- Task data:
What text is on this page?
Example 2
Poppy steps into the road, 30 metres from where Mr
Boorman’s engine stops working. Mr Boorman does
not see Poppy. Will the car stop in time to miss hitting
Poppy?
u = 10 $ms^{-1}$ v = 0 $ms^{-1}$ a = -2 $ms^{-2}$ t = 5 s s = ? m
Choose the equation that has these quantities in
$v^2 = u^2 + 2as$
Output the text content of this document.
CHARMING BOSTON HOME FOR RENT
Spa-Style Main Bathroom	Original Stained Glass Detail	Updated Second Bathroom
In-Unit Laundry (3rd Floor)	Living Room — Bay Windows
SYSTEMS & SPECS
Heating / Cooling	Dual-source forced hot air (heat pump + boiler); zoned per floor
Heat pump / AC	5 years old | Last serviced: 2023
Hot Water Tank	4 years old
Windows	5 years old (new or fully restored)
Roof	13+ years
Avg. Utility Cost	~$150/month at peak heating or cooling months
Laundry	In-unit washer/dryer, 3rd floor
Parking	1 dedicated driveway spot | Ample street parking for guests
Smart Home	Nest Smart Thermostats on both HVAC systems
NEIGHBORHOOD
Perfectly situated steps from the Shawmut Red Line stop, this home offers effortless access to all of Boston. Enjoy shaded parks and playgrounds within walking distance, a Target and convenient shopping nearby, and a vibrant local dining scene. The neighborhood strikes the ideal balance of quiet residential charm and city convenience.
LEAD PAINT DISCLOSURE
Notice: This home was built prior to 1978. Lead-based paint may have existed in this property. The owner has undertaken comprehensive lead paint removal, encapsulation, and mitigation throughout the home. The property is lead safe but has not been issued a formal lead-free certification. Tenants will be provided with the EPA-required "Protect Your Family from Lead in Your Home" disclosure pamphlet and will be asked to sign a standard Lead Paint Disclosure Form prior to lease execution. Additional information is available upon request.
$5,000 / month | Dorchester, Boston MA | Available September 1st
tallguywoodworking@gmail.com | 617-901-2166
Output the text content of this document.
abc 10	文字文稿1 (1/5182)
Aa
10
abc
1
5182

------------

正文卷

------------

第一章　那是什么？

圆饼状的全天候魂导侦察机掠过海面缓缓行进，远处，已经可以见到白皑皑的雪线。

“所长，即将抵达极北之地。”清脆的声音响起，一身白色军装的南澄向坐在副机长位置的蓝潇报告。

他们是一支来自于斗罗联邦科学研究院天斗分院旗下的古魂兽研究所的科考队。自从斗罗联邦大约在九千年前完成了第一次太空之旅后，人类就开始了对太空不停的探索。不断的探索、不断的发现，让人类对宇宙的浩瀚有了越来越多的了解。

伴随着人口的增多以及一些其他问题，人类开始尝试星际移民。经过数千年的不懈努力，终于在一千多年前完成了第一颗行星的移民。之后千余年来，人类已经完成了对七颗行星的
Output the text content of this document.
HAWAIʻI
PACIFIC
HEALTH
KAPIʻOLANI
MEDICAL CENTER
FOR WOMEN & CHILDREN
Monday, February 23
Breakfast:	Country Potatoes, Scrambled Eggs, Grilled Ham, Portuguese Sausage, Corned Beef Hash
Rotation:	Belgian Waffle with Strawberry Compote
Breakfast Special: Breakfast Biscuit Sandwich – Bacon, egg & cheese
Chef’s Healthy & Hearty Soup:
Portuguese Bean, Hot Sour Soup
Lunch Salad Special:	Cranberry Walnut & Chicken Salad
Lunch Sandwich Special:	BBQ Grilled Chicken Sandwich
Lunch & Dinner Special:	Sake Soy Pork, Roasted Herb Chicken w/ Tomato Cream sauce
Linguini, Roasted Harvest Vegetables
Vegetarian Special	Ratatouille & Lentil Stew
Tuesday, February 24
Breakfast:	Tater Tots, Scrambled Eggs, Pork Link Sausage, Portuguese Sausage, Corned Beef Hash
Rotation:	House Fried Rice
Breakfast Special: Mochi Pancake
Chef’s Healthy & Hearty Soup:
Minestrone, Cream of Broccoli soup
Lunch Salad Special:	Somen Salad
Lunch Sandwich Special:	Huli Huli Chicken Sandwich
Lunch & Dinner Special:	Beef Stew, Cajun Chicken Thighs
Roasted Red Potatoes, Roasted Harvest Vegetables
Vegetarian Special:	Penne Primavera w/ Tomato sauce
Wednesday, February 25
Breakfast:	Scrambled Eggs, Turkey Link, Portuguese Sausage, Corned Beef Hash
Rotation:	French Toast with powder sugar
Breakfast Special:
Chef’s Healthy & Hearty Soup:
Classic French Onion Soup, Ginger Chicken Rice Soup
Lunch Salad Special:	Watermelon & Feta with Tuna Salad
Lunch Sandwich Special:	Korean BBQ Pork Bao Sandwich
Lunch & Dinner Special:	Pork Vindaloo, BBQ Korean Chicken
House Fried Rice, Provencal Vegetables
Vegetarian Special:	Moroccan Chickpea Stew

- Stated task: Collect each line above holding the string "Harvest".

- The reply:
Linguini, Roasted Harvest Vegetables
Roasted Red Potatoes, Roasted Harvest Vegetables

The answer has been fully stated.